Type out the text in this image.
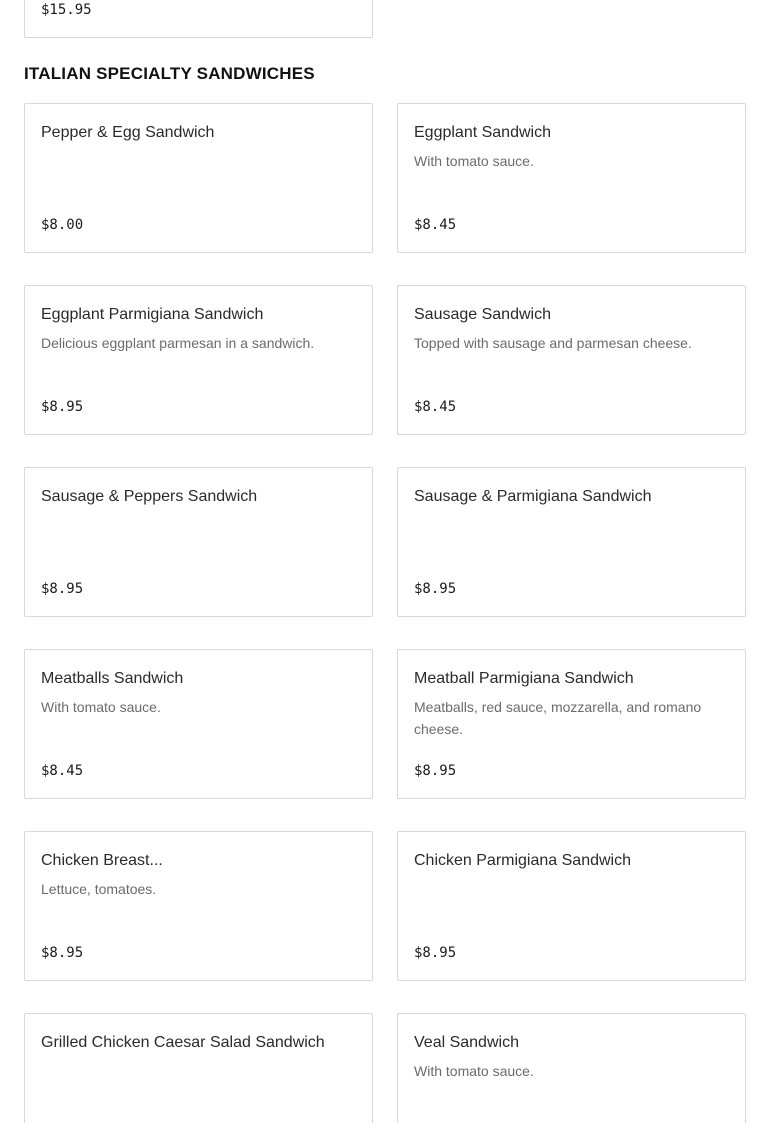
$15.95
ITALIAN SPECIALTY SANDWICHES
Pepper & Egg Sandwich
$8.00
Eggplant Sandwich
With tomato sauce.
$8.45
Eggplant Parmigiana Sandwich
Delicious eggplant parmesan in a sandwich.
$8.95
Sausage Sandwich
Topped with sausage and parmesan cheese.
$8.45
Sausage & Peppers Sandwich
$8.95
Sausage & Parmigiana Sandwich
$8.95
Meatballs Sandwich
With tomato sauce.
$8.45
Meatball Parmigiana Sandwich
Meatballs, red sauce, mozzarella, and romano cheese.
$8.95
Chicken Breast...
Lettuce, tomatoes.
$8.95
Chicken Parmigiana Sandwich
$8.95
Grilled Chicken Caesar Salad Sandwich	Veal Sandwich
With tomato sauce.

◆ ◆ ◆ ◆

(TASK)
Return the entries unchanged, save for the pictures, which do not belong in the copy.

(FULL OUTPUT)
Type out the text in this image.
$15.95
ITALIAN SPECIALTY SANDWICHES
Pepper & Egg Sandwich
$8.00
Eggplant Sandwich
With tomato sauce.
$8.45
Eggplant Parmigiana Sandwich
Delicious eggplant parmesan in a sandwich.
$8.95
Sausage Sandwich
Topped with sausage and parmesan cheese.
$8.45
Sausage & Peppers Sandwich
$8.95
Sausage & Parmigiana Sandwich
$8.95
Meatballs Sandwich
With tomato sauce.
$8.45
Meatball Parmigiana Sandwich
Meatballs, red sauce, mozzarella, and romano cheese.
$8.95
Chicken Breast...
Lettuce, tomatoes.
$8.95
Chicken Parmigiana Sandwich
$8.95
Grilled Chicken Caesar Salad Sandwich	Veal Sandwich
With tomato sauce.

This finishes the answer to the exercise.